───── GIVEN RECORDS ─────

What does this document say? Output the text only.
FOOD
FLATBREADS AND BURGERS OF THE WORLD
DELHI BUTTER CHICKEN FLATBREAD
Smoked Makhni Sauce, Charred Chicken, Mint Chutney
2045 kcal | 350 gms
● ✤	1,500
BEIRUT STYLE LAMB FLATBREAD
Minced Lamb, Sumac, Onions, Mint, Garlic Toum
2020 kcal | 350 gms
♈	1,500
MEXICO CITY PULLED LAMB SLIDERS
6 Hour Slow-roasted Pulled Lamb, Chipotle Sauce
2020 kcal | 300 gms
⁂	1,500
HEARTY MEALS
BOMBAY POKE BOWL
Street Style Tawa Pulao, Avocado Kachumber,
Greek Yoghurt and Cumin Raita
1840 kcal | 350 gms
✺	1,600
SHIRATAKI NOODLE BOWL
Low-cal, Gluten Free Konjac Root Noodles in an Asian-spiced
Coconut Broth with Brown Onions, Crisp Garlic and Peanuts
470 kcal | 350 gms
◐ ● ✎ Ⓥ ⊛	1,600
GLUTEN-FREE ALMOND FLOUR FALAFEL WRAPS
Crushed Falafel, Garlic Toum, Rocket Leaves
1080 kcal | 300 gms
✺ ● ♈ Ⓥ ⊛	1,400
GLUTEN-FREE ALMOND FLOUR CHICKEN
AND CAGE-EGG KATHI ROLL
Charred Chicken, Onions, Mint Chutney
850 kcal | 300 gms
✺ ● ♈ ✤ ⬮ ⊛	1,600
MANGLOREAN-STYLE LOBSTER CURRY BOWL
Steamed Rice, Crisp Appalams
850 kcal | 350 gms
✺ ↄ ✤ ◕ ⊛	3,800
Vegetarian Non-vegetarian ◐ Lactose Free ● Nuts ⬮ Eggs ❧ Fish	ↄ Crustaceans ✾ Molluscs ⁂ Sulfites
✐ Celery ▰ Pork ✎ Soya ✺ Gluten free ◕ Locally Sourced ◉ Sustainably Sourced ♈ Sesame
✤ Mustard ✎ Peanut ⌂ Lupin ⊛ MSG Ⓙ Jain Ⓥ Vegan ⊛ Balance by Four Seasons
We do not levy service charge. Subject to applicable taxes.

─────

--- DIRECTIVE ---
Emit the full listing verbatim.

--- EXERCISE ANSWER ---
What does this document say? Output the text only.
FOOD
FLATBREADS AND BURGERS OF THE WORLD
DELHI BUTTER CHICKEN FLATBREAD
Smoked Makhni Sauce, Charred Chicken, Mint Chutney
2045 kcal | 350 gms
● ✤	1,500
BEIRUT STYLE LAMB FLATBREAD
Minced Lamb, Sumac, Onions, Mint, Garlic Toum
2020 kcal | 350 gms
♈	1,500
MEXICO CITY PULLED LAMB SLIDERS
6 Hour Slow-roasted Pulled Lamb, Chipotle Sauce
2020 kcal | 300 gms
⁂	1,500
HEARTY MEALS
BOMBAY POKE BOWL
Street Style Tawa Pulao, Avocado Kachumber,
Greek Yoghurt and Cumin Raita
1840 kcal | 350 gms
✺	1,600
SHIRATAKI NOODLE BOWL
Low-cal, Gluten Free Konjac Root Noodles in an Asian-spiced
Coconut Broth with Brown Onions, Crisp Garlic and Peanuts
470 kcal | 350 gms
◐ ● ✎ Ⓥ ⊛	1,600
GLUTEN-FREE ALMOND FLOUR FALAFEL WRAPS
Crushed Falafel, Garlic Toum, Rocket Leaves
1080 kcal | 300 gms
✺ ● ♈ Ⓥ ⊛	1,400
GLUTEN-FREE ALMOND FLOUR CHICKEN
AND CAGE-EGG KATHI ROLL
Charred Chicken, Onions, Mint Chutney
850 kcal | 300 gms
✺ ● ♈ ✤ ⬮ ⊛	1,600
MANGLOREAN-STYLE LOBSTER CURRY BOWL
Steamed Rice, Crisp Appalams
850 kcal | 350 gms
✺ ↄ ✤ ◕ ⊛	3,800
Vegetarian Non-vegetarian ◐ Lactose Free ● Nuts ⬮ Eggs ❧ Fish	ↄ Crustaceans ✾ Molluscs ⁂ Sulfites
✐ Celery ▰ Pork ✎ Soya ✺ Gluten free ◕ Locally Sourced ◉ Sustainably Sourced ♈ Sesame
✤ Mustard ✎ Peanut ⌂ Lupin ⊛ MSG Ⓙ Jain Ⓥ Vegan ⊛ Balance by Four Seasons
We do not levy service charge. Subject to applicable taxes.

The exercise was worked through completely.